Input ->

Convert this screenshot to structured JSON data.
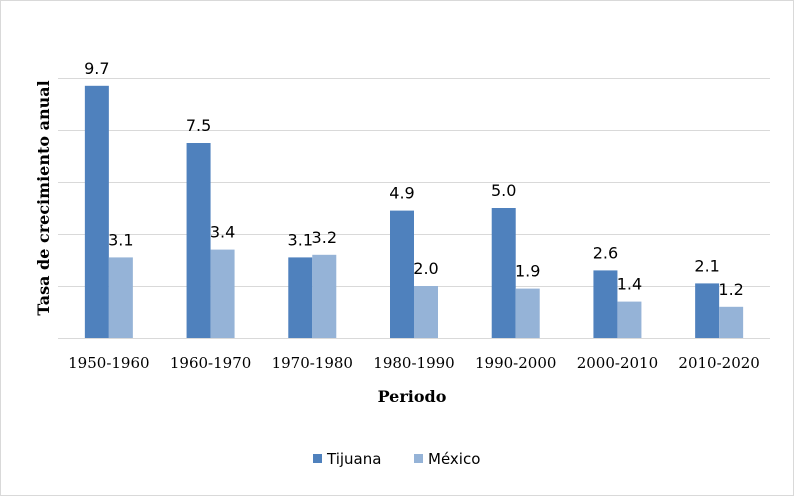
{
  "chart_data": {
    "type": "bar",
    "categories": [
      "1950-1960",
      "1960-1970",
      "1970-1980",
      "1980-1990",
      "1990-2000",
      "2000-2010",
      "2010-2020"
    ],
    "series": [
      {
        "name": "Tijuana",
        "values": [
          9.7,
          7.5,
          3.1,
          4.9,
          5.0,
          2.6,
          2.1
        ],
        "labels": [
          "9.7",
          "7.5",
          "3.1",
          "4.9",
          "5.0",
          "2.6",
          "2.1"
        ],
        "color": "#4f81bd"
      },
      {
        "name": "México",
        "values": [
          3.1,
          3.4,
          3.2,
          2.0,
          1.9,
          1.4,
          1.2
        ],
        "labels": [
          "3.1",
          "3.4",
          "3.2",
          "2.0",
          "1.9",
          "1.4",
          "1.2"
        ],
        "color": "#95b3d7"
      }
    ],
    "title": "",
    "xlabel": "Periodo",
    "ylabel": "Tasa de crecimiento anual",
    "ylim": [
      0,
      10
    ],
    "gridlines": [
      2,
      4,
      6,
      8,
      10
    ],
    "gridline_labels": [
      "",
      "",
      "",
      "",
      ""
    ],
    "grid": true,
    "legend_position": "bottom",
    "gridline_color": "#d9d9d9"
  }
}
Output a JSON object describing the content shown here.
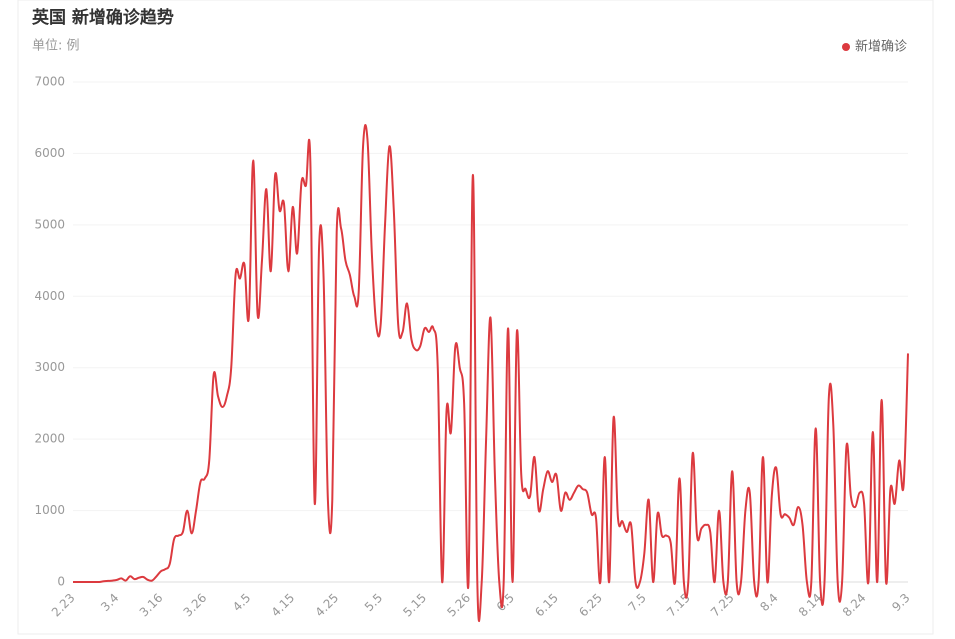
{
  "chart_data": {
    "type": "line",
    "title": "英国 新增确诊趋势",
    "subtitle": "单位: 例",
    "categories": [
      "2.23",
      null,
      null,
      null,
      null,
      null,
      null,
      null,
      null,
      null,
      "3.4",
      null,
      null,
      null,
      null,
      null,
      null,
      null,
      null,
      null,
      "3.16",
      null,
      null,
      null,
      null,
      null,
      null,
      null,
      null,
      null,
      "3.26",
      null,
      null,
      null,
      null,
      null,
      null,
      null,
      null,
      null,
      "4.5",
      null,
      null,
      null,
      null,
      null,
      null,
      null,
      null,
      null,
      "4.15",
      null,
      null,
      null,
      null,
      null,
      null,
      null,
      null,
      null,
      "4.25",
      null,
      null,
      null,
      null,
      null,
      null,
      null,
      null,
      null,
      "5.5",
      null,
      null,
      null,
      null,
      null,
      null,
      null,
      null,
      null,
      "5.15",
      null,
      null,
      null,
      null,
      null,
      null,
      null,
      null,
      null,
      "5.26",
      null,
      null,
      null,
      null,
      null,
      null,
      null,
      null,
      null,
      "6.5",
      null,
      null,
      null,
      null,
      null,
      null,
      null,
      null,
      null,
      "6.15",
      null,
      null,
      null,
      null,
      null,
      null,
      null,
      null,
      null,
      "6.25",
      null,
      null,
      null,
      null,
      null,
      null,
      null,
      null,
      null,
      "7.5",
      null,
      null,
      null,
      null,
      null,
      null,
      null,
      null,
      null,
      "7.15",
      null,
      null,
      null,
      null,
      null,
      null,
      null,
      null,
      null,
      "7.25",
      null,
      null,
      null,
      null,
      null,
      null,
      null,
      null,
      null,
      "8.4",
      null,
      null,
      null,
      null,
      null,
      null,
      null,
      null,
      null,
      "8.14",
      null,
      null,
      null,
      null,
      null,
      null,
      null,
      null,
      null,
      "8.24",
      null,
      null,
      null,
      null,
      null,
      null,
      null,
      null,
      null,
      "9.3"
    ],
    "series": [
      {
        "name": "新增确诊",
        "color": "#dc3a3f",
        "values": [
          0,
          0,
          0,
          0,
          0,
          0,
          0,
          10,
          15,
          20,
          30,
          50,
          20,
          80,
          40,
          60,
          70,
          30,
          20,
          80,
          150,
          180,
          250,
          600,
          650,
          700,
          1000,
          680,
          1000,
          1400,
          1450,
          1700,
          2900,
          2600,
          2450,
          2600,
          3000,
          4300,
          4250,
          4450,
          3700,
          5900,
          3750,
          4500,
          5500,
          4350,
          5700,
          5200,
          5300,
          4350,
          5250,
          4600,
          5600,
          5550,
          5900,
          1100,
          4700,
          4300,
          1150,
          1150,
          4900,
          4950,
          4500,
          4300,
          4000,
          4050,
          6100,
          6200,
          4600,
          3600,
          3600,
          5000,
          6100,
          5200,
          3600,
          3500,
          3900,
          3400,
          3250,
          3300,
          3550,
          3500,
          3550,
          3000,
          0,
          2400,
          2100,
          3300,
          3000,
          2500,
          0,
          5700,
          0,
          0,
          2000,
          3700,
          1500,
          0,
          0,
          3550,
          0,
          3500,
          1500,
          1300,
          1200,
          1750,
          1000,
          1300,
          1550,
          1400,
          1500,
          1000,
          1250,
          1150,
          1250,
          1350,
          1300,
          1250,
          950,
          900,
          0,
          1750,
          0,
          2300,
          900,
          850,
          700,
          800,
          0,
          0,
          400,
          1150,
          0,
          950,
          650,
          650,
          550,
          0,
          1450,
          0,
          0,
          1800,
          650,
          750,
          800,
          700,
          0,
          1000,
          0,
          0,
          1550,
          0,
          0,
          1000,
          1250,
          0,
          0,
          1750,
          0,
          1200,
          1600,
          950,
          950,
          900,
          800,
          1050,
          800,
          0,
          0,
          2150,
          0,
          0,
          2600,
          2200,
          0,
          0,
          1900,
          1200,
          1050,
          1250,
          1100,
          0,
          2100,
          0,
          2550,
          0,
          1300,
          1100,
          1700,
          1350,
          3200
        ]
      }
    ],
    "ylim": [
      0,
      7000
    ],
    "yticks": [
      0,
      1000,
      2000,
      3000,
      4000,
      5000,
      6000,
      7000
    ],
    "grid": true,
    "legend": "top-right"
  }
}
---
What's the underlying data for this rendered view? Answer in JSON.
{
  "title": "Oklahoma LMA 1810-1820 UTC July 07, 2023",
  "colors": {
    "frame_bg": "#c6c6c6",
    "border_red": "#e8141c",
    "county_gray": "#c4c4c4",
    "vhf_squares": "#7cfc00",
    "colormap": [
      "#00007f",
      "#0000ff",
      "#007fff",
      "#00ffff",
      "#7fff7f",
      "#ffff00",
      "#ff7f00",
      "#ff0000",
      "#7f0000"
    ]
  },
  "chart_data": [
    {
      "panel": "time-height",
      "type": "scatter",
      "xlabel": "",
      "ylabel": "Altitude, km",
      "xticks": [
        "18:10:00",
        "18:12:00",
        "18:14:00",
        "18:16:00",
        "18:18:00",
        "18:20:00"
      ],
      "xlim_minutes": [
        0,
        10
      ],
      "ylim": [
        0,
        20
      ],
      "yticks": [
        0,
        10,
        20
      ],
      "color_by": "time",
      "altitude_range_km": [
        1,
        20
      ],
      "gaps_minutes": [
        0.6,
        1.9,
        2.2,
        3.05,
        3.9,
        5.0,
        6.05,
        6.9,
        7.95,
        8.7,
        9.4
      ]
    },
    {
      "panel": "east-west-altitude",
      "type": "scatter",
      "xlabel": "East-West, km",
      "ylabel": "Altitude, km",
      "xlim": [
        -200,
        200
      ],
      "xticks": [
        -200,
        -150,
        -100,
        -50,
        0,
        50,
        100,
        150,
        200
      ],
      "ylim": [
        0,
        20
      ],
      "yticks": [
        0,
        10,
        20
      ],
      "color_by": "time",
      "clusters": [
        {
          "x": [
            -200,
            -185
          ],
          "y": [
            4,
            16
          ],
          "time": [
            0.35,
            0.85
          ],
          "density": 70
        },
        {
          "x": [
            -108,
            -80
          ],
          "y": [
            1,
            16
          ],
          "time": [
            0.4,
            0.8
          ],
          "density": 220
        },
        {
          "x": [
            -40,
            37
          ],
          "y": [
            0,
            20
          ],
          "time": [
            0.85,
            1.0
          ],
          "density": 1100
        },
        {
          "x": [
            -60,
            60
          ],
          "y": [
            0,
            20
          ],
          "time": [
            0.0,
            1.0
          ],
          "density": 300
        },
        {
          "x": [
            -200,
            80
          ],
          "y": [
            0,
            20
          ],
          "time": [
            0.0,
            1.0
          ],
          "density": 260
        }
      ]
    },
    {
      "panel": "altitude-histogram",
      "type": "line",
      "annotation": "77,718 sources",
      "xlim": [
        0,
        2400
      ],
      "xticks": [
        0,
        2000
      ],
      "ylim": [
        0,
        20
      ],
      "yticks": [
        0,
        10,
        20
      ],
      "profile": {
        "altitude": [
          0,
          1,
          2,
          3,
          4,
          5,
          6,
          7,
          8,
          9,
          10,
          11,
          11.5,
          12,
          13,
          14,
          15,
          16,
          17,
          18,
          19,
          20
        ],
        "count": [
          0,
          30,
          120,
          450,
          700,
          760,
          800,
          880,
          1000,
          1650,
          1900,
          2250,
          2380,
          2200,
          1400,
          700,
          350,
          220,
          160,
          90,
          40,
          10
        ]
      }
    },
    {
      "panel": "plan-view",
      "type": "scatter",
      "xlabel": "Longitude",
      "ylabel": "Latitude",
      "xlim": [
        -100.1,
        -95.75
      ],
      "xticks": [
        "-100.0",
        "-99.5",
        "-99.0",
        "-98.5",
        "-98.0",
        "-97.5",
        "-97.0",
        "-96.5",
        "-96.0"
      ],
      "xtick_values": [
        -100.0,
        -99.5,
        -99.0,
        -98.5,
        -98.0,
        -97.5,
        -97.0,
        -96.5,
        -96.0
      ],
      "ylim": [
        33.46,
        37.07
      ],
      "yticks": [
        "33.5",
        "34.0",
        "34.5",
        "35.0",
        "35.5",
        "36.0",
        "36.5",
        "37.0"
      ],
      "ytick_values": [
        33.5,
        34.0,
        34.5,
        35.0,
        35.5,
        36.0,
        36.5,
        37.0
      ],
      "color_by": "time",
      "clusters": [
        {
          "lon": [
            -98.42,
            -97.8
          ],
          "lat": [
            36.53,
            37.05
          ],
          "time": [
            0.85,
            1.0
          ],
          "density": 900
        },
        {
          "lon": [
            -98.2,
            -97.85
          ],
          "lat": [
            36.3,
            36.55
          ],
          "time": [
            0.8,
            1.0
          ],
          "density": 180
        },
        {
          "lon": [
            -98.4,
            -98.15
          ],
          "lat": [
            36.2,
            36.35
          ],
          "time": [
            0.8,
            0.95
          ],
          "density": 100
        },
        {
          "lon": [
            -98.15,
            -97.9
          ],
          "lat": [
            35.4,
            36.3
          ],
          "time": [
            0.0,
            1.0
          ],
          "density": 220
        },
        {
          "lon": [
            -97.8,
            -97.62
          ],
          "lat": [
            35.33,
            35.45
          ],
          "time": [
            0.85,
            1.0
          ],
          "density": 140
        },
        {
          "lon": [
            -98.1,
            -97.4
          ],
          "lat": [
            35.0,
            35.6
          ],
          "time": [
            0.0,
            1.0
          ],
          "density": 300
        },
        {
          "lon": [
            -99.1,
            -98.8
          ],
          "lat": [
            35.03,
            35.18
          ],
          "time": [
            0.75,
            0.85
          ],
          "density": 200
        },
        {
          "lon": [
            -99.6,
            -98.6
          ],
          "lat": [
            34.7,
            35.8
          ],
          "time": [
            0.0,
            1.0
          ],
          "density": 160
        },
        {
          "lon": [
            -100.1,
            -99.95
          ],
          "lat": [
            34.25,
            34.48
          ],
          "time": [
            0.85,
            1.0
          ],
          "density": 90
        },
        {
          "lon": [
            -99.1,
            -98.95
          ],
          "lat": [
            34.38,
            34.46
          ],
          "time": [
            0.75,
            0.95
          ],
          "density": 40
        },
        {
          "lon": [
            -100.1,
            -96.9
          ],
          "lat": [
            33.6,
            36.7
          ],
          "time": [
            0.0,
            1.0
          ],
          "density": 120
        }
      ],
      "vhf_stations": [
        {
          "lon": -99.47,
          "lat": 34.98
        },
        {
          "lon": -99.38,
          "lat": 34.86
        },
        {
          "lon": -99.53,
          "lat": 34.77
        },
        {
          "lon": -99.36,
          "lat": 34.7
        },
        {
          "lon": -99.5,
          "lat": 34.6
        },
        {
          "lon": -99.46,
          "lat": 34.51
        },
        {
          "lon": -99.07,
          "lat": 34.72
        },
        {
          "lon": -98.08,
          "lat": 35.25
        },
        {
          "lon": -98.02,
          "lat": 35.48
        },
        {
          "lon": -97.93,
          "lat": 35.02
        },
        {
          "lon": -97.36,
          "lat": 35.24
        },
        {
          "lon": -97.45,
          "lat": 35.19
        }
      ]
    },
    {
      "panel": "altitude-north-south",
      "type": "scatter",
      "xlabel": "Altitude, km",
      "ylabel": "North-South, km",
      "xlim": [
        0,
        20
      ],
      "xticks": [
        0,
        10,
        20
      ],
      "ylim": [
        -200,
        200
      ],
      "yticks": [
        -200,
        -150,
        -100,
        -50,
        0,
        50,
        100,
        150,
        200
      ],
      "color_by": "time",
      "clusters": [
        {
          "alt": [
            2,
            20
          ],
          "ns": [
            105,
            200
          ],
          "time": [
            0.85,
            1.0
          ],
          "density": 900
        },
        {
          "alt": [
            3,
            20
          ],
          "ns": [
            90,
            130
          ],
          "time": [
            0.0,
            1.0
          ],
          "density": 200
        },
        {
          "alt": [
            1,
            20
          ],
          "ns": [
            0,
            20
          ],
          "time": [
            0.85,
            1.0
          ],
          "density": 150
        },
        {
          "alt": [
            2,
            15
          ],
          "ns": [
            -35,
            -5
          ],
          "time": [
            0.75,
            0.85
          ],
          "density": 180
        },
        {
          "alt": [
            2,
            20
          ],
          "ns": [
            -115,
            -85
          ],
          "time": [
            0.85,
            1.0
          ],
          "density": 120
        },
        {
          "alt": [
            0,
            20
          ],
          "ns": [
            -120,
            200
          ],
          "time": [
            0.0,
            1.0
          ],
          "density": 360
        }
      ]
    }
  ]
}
---
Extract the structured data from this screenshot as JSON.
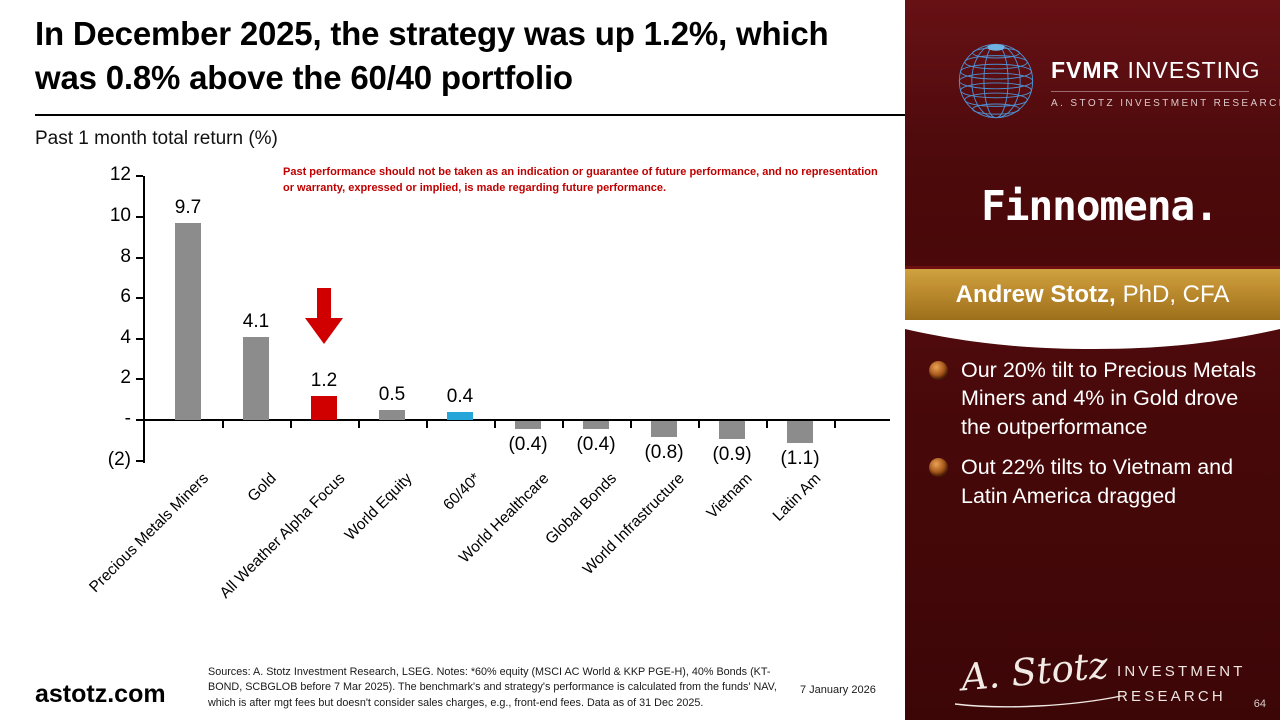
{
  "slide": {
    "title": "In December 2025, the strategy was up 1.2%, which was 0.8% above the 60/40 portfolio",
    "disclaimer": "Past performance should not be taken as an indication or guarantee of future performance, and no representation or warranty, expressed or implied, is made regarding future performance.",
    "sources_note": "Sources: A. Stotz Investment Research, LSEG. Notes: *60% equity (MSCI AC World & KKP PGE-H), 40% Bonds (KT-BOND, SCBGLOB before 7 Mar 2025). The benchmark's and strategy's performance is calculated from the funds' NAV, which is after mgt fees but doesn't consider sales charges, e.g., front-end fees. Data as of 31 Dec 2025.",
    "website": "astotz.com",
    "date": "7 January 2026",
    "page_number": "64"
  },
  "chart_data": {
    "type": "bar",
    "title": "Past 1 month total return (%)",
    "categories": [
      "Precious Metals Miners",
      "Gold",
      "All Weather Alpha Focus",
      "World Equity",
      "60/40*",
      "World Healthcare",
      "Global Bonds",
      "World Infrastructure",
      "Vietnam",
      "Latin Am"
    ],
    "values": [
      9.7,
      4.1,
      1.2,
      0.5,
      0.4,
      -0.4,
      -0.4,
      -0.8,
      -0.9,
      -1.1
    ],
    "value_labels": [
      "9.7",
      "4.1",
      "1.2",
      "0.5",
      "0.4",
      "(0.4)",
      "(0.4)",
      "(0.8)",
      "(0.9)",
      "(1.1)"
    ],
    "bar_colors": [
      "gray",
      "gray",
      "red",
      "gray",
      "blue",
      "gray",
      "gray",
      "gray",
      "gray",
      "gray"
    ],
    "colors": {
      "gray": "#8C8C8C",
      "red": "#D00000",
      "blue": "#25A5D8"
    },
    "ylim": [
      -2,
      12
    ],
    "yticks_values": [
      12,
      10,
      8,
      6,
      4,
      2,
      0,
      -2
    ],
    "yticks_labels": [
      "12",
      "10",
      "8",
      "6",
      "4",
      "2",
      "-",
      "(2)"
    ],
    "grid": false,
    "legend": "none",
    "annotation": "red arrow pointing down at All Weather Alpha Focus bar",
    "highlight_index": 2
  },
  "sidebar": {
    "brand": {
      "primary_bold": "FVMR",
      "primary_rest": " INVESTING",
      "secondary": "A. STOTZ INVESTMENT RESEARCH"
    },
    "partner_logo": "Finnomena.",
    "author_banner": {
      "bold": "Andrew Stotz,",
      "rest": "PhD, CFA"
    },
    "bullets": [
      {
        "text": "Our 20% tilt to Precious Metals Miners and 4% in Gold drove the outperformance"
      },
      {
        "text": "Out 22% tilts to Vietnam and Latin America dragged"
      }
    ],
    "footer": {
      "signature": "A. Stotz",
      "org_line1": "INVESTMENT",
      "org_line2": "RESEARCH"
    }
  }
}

Written task ->
Pick out all the lines with the word "xlabel" in them and copy them.

The result ->
    "xlabel": "Periodo",
      "xlabel": "",
      "xlabel": "East-West, km",
      "xlabel": "Longitude",
      "xlabel": "Altitude, km",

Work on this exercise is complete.